Task brief - What lines of the material below hold the string "people"? Copy them out.

Dataset content -
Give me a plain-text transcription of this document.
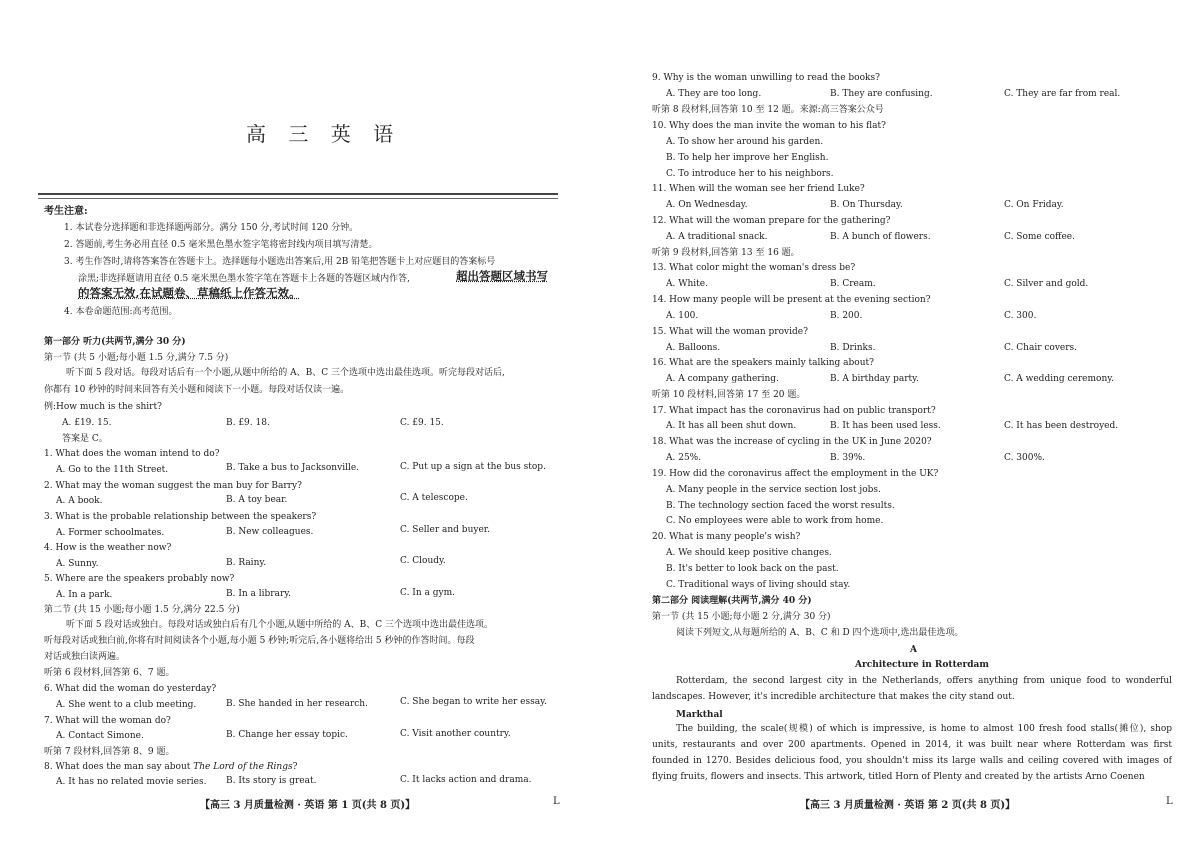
高 三 英 语
考生注意:
1. 本试卷分选择题和非选择题两部分。满分 150 分,考试时间 120 分钟。
2. 答题前,考生务必用直径 0.5 毫米黑色墨水签字笔将密封线内项目填写清楚。
3. 考生作答时,请将答案答在答题卡上。选择题每小题选出答案后,用 2B 铅笔把答题卡上对应题目的答案标号
涂黑;非选择题请用直径 0.5 毫米黑色墨水签字笔在答题卡上各题的答题区域内作答,	超出答题区域书写
的答案无效,在试题卷、草稿纸上作答无效。
4. 本卷命题范围:高考范围。
第一部分 听力(共两节,满分 30 分)
第一节 (共 5 小题;每小题 1.5 分,满分 7.5 分)
听下面 5 段对话。每段对话后有一个小题,从题中所给的 A、B、C 三个选项中选出最佳选项。听完每段对话后,
你都有 10 秒钟的时间来回答有关小题和阅读下一小题。每段对话仅读一遍。
例:How much is the shirt?
A. £19. 15.	B. £9. 18.	C. £9. 15.
答案是 C。
1. What does the woman intend to do?
A. Go to the 11th Street.	B. Take a bus to Jacksonville.	C. Put up a sign at the bus stop.
2. What may the woman suggest the man buy for Barry?
A. A book.	B. A toy bear.	C. A telescope.
3. What is the probable relationship between the speakers?
A. Former schoolmates.	B. New colleagues.	C. Seller and buyer.
4. How is the weather now?
A. Sunny.	B. Rainy.	C. Cloudy.
5. Where are the speakers probably now?
A. In a park.	B. In a library.	C. In a gym.
第二节 (共 15 小题;每小题 1.5 分,满分 22.5 分)
听下面 5 段对话或独白。每段对话或独白后有几个小题,从题中所给的 A、B、C 三个选项中选出最佳选项。
听每段对话或独白前,你将有时间阅读各个小题,每小题 5 秒钟;听完后,各小题将给出 5 秒钟的作答时间。每段
对话或独白读两遍。
听第 6 段材料,回答第 6、7 题。
6. What did the woman do yesterday?
A. She went to a club meeting.	B. She handed in her research.	C. She began to write her essay.
7. What will the woman do?
A. Contact Simone.	B. Change her essay topic.	C. Visit another country.
听第 7 段材料,回答第 8、9 题。
8. What does the man say about The Lord of the Rings?
A. It has no related movie series. B. Its story is great.	C. It lacks action and drama.
【高三 3 月质量检测 · 英语 第 1 页(共 8 页)】	L
9. Why is the woman unwilling to read the books?
A. They are too long.	B. They are confusing.	C. They are far from real.
听第 8 段材料,回答第 10 至 12 题。来源:高三答案公众号
10. Why does the man invite the woman to his flat?
A. To show her around his garden.
B. To help her improve her English.
C. To introduce her to his neighbors.
11. When will the woman see her friend Luke?
A. On Wednesday.	B. On Thursday.	C. On Friday.
12. What will the woman prepare for the gathering?
A. A traditional snack.	B. A bunch of flowers.	C. Some coffee.
听第 9 段材料,回答第 13 至 16 题。
13. What color might the woman's dress be?
A. White.	B. Cream.	C. Silver and gold.
14. How many people will be present at the evening section?
A. 100.	B. 200.	C. 300.
15. What will the woman provide?
A. Balloons.	B. Drinks.	C. Chair covers.
16. What are the speakers mainly talking about?
A. A company gathering.	B. A birthday party.	C. A wedding ceremony.
听第 10 段材料,回答第 17 至 20 题。
17. What impact has the coronavirus had on public transport?
A. It has all been shut down.	B. It has been used less.	C. It has been destroyed.
18. What was the increase of cycling in the UK in June 2020?
A. 25%.	B. 39%.	C. 300%.
19. How did the coronavirus affect the employment in the UK?
A. Many people in the service section lost jobs.
B. The technology section faced the worst results.
C. No employees were able to work from home.
20. What is many people's wish?
A. We should keep positive changes.
B. It's better to look back on the past.
C. Traditional ways of living should stay.
第二部分 阅读理解(共两节,满分 40 分)
第一节 (共 15 小题;每小题 2 分,满分 30 分)
阅读下列短文,从每题所给的 A、B、C 和 D 四个选项中,选出最佳选项。
A
Architecture in Rotterdam
Rotterdam, the second largest city in the Netherlands, offers anything from unique food to wonderful landscapes. However, it's incredible architecture that makes the city stand out.
Markthal
The building, the scale(规模) of which is impressive, is home to almost 100 fresh food stalls(摊位), shop units, restaurants and over 200 apartments. Opened in 2014, it was built near where Rotterdam was first founded in 1270. Besides delicious food, you shouldn't miss its large walls and ceiling covered with images of flying fruits, flowers and insects. This artwork, titled Horn of Plenty and created by the artists Arno Coenen
【高三 3 月质量检测 · 英语 第 2 页(共 8 页)】	L
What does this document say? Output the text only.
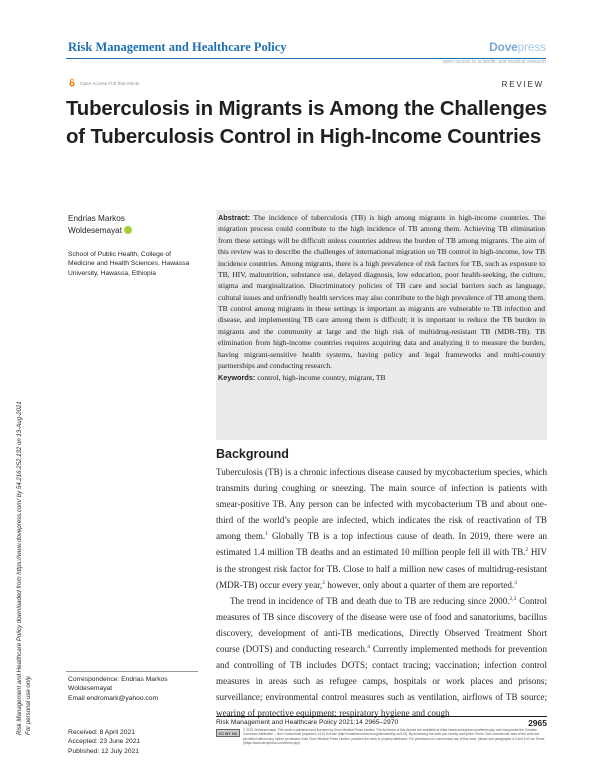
Risk Management and Healthcare Policy	Dovepress
open access to scientific and medical research
Open Access Full Text Article	REVIEW
Tuberculosis in Migrants is Among the Challenges of Tuberculosis Control in High-Income Countries
Risk Management and Healthcare Policy downloaded from https://www.dovepress.com/ by 54.216.252.132 on 13-Aug-2021 For personal use only.
Endrias Markos
Woldesemayat
School of Public Health, College of Medicine and Health Sciences, Hawassa University, Hawassa, Ethiopia
Abstract: The incidence of tuberculosis (TB) is high among migrants in high-income countries. The migration process could contribute to the high incidence of TB among them. Achieving TB elimination from these settings will be difficult unless countries address the burden of TB among migrants. The aim of this review was to describe the challenges of international migration on TB control in high-income, low TB incidence countries. Among migrants, there is a high prevalence of risk factors for TB, such as exposure to TB, HIV, malnutrition, substance use, delayed diagnosis, low education, poor health-seeking, the culture, stigma and marginalization. Discriminatory policies of TB care and social barriers such as language, cultural issues and unfriendly health services may also contribute to the high prevalence of TB among them. TB control among migrants in these settings is important as migrants are vulnerable to TB infection and disease, and implementing TB care among them is difficult; it is important to reduce the TB burden in migrants and the community at large and the high risk of multidrug-resistant TB (MDR-TB). TB elimination from high-income countries requires acquiring data and analyzing it to measure the burden, having migrant-sensitive health systems, having policy and legal frameworks and multi-country partnerships and conducting research.
Keywords: control, high-income country, migrant, TB
Background

Tuberculosis (TB) is a chronic infectious disease caused by mycobacterium species, which transmits during coughing or sneezing. The main source of infection is patients with smear-positive TB. Any person can be infected with mycobacterium TB and about one-third of the world’s people are infected, which indicates the risk of reactivation of TB among them.$^1$ Globally TB is a top infectious cause of death. In 2019, there were an estimated 1.4 million TB deaths and an estimated 10 million people fell ill with TB.$^2$ HIV is the strongest risk factor for TB. Close to half a million new cases of multidrug-resistant (MDR-TB) occur every year,$^2$ however, only about a quarter of them are reported.$^3$

The trend in incidence of TB and death due to TB are reducing since 2000.$^{2,3}$ Control measures of TB since discovery of the disease were use of food and sanatoriums, bacillus discovery, development of anti-TB medications, Directly Observed Treatment Short course (DOTS) and conducting research.$^4$ Currently implemented methods for prevention and controlling of TB includes DOTS; contact tracing; vaccination; infection control measures in areas such as refugee camps, hospitals or work places and prisons; surveillance; environmental control measures such as ventilation, airflows of TB source; wearing of protective equipment; respiratory hygiene and cough

Correspondence: Endrias Markos
Woldesemayat
Email endromark@yahoo.com
Received: 8 April 2021
Accepted: 23 June 2021
Published: 12 July 2021
Risk Management and Healthcare Policy 2021:14 2965–2970	2965
CC BY NC
© 2021 Woldesemayat. This work is published and licensed by Dove Medical Press Limited. The full terms of this license are available at https://www.dovepress.com/terms.php and incorporate the Creative Commons Attribution – Non Commercial (unported, v3.0) License (http://creativecommons.org/licenses/by-nc/3.0/). By accessing the work you hereby accept the Terms. Non-commercial uses of the work are permitted without any further permission from Dove Medical Press Limited, provided the work is properly attributed. For permission for commercial use of this work, please see paragraphs 4.2 and 5 of our Terms (https://www.dovepress.com/terms.php).
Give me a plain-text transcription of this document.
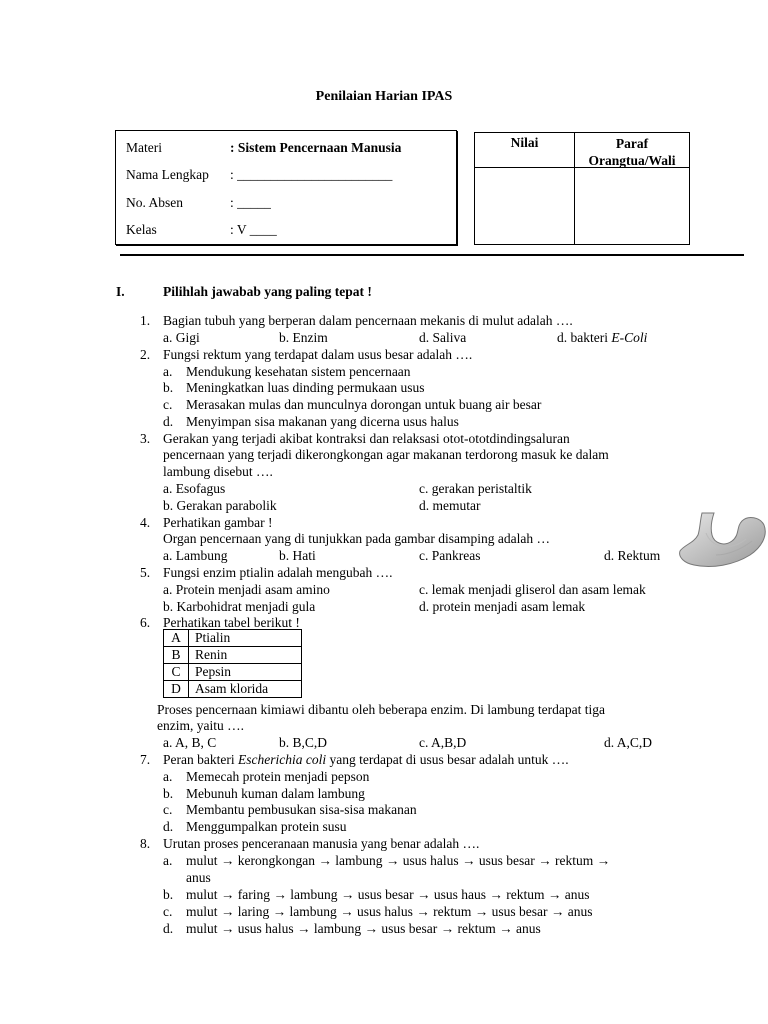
Penilaian Harian IPAS
Materi	: Sistem Pencernaan Manusia
Nama Lengkap : _______________________
No. Absen	: _____
Kelas	: V ____
Nilai	Paraf
Orangtua/Wali
I.	Pilihlah jawabab yang paling tepat !
1. Bagian tubuh yang berperan dalam pencernaan mekanis di mulut adalah ….
a. Gigi	b. Enzim	d. Saliva	d. bakteri E-Coli
2. Fungsi rektum yang terdapat dalam usus besar adalah ….
a. Mendukung kesehatan sistem pencernaan
b. Meningkatkan luas dinding permukaan usus
c. Merasakan mulas dan munculnya dorongan untuk buang air besar
d. Menyimpan sisa makanan yang dicerna usus halus
3. Gerakan yang terjadi akibat kontraksi dan relaksasi otot-ototdindingsaluran
pencernaan yang terjadi dikerongkongan agar makanan terdorong masuk ke dalam
lambung disebut ….
a. Esofagus	c. gerakan peristaltik
b. Gerakan parabolik	d. memutar
4. Perhatikan gambar !
Organ pencernaan yang di tunjukkan pada gambar disamping adalah …
a. Lambung	b. Hati	c. Pankreas	d. Rektum
5. Fungsi enzim ptialin adalah mengubah ….
a. Protein menjadi asam amino	c. lemak menjadi gliserol dan asam lemak
b. Karbohidrat menjadi gula	d. protein menjadi asam lemak
6. Perhatikan tabel berikut !
A	Ptialin
B	Renin
C	Pepsin
D	Asam klorida
Proses pencernaan kimiawi dibantu oleh beberapa enzim. Di lambung terdapat tiga
enzim, yaitu ….
a. A, B, C	b. B,C,D	c. A,B,D	d. A,C,D
7. Peran bakteri Escherichia coli yang terdapat di usus besar adalah untuk ….
a. Memecah protein menjadi pepson
b. Mebunuh kuman dalam lambung
c. Membantu pembusukan sisa-sisa makanan
d. Menggumpalkan protein susu
8. Urutan proses penceranaan manusia yang benar adalah ….
a. mulut → kerongkongan → lambung → usus halus → usus besar → rektum →
anus
b. mulut → faring → lambung → usus besar → usus haus → rektum → anus
c. mulut → laring → lambung → usus halus → rektum → usus besar → anus
d. mulut → usus halus → lambung → usus besar → rektum → anus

Response to this task -
14. How many people will be present at the evening section?
A. Many people in the service section lost jobs.
20. What is many people's wish?
Tuberculosis (TB) is a chronic infectious disease caused by mycobacterium species, which transmits during coughing or sneezing. The main source of infection is patients with smear-positive TB. Any person can be infected with mycobacterium TB and about one-third of the world’s people are infected, which indicates the risk of reactivation of TB among them.$^1$ Globally TB is a top infectious cause of death. In 2019, there were an estimated 1.4 million TB deaths and an estimated 10 million people fell ill with TB.$^2$ HIV is the strongest risk factor for TB. Close to half a million new cases of multidrug-resistant (MDR-TB) occur every year,$^2$ however, only about a quarter of them are reported.$^3$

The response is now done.